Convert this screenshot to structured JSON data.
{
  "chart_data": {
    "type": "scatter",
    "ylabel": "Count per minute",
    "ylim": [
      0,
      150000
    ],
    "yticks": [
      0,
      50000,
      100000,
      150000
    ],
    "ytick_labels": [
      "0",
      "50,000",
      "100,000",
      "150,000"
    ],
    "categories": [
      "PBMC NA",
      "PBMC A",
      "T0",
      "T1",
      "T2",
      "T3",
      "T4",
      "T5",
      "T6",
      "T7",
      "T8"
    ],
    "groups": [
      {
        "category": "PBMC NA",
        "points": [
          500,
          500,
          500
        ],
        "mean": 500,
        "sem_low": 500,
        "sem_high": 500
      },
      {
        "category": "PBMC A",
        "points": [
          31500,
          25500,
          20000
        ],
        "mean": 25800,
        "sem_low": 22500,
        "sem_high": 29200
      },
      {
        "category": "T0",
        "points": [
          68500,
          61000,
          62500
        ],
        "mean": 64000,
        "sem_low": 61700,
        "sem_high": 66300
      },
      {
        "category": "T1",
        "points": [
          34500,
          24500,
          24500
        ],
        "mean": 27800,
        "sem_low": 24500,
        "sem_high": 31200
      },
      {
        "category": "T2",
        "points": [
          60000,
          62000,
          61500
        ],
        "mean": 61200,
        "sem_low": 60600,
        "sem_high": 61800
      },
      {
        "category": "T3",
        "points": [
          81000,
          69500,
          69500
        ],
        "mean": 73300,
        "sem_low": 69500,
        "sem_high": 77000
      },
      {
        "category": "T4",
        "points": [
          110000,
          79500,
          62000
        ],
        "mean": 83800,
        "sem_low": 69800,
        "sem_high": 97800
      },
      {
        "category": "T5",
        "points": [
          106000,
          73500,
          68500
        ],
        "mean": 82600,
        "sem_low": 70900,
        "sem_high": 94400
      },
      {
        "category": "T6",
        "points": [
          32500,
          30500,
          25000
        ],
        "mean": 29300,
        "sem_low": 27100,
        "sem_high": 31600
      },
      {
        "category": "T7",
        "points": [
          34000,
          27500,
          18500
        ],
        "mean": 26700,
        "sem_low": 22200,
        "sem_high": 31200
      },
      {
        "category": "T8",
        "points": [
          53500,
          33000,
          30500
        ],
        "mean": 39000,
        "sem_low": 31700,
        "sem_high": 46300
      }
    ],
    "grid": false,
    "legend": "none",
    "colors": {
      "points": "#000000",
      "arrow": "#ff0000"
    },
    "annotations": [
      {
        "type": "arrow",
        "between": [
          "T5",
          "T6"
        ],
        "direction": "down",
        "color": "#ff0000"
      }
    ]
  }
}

▶ EXERCISE: Identify how many lines in the entries above include the string "PBMC", then state that number alone.

▶ OUTPUT OF THE EXERCISE: 4